| Exercise material |
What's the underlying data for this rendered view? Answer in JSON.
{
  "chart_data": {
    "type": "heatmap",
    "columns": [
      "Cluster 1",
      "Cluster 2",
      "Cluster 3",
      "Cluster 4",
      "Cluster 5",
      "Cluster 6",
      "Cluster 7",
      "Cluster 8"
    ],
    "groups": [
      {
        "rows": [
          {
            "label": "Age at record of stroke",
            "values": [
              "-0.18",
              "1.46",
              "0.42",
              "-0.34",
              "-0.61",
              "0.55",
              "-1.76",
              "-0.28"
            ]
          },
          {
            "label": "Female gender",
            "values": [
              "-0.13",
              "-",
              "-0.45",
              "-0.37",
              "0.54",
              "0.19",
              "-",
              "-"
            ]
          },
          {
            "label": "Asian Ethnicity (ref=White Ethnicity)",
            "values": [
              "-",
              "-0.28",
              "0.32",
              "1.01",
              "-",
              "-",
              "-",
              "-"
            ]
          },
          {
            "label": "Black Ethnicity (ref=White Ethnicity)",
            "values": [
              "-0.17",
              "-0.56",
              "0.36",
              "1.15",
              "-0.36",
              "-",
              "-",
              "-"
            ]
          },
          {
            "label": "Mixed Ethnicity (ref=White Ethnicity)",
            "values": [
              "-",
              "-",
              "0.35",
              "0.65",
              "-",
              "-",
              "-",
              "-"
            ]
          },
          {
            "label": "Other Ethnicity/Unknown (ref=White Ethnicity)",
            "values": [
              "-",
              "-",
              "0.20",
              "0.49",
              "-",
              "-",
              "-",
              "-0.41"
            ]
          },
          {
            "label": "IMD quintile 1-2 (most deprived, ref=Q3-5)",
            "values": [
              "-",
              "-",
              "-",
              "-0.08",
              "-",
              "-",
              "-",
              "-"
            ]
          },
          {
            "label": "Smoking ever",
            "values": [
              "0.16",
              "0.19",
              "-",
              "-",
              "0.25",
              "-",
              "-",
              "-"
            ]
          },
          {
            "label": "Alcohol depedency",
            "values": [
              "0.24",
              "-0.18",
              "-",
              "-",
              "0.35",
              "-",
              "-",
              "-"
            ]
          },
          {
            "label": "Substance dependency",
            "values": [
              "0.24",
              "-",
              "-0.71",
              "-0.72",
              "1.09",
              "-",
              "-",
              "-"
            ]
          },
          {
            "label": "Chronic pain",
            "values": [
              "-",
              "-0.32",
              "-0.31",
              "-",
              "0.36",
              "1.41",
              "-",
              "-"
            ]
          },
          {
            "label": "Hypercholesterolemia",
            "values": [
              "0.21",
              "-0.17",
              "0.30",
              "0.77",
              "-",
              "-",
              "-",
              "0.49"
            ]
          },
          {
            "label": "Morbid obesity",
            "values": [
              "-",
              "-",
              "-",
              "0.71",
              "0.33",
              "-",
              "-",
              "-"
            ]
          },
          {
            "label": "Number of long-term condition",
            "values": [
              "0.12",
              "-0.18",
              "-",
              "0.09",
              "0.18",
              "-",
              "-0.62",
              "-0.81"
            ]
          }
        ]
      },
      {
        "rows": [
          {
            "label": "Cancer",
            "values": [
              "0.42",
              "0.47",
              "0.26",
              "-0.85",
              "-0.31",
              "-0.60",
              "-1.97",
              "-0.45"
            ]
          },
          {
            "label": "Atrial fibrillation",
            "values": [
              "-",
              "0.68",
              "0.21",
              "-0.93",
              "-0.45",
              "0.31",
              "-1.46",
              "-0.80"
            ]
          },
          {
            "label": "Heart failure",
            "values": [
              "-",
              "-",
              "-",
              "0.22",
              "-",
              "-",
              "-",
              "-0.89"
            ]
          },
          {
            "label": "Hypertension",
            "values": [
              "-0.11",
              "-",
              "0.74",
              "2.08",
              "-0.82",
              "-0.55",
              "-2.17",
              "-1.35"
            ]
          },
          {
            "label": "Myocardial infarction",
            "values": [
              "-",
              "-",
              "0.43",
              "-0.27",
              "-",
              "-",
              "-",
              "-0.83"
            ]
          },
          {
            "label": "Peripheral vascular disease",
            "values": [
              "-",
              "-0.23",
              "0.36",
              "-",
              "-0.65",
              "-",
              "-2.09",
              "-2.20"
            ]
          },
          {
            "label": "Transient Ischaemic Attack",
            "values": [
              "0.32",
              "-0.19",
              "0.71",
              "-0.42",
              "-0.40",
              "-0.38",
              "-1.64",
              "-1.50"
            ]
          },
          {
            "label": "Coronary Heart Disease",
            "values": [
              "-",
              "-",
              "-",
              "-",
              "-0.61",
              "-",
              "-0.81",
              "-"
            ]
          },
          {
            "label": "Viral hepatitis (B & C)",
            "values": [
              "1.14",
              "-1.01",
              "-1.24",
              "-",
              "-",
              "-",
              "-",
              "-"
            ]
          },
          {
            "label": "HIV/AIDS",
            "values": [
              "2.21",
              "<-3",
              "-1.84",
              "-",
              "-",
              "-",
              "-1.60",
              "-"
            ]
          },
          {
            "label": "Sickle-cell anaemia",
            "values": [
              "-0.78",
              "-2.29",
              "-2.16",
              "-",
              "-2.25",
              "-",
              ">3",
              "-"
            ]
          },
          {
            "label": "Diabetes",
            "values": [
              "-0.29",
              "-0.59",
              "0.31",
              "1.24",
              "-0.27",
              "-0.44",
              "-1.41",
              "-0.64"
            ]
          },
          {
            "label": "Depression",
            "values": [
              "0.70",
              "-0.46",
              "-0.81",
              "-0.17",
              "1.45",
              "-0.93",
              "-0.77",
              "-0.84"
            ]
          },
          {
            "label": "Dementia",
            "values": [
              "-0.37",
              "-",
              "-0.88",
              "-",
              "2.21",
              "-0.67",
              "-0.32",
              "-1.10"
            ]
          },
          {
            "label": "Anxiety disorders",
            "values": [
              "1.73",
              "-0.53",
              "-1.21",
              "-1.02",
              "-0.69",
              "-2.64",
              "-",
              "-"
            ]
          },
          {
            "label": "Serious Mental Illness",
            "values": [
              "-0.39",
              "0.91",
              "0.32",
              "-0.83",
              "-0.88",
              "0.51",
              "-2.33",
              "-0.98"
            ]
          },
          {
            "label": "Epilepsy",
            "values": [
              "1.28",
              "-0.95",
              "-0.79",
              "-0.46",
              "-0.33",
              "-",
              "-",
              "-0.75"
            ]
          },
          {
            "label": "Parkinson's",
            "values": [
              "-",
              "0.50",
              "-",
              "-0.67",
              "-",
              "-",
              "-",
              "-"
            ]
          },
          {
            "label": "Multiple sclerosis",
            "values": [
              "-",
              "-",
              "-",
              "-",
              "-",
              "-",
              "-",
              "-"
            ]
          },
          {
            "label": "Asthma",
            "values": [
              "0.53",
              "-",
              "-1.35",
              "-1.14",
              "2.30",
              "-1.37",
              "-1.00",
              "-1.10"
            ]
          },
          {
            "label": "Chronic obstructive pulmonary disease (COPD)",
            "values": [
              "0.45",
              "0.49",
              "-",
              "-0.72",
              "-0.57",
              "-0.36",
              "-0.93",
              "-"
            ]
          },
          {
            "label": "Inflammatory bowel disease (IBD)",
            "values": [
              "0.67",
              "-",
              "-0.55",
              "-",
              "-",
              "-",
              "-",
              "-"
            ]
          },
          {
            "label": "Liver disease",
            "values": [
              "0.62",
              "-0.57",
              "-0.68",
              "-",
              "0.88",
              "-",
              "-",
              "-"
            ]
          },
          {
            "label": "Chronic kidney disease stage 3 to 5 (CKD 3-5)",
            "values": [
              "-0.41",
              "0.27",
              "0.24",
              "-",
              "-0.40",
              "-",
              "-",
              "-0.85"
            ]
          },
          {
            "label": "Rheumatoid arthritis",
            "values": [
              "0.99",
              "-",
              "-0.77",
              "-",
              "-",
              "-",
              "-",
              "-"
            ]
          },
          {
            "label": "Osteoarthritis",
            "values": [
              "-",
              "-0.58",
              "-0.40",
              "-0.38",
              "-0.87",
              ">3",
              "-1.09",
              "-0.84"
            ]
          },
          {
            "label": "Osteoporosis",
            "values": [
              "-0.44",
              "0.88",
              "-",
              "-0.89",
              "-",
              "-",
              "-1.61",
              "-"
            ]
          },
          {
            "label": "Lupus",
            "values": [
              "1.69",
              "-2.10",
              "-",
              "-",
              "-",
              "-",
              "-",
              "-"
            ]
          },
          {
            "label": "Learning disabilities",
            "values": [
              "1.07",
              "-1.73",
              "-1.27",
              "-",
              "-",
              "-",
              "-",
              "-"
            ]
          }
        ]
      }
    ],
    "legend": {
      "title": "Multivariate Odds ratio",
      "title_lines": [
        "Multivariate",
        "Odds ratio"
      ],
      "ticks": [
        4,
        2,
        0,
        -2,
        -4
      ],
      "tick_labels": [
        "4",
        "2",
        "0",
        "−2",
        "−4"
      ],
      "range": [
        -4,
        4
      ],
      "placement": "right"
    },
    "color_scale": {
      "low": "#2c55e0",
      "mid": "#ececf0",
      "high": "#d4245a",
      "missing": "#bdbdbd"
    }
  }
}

| Work to complete |
In the records above, locate every line with the string "Multivariate" and copy it.

| Reply to the task |
      "title": "Multivariate Odds ratio",
        "Multivariate",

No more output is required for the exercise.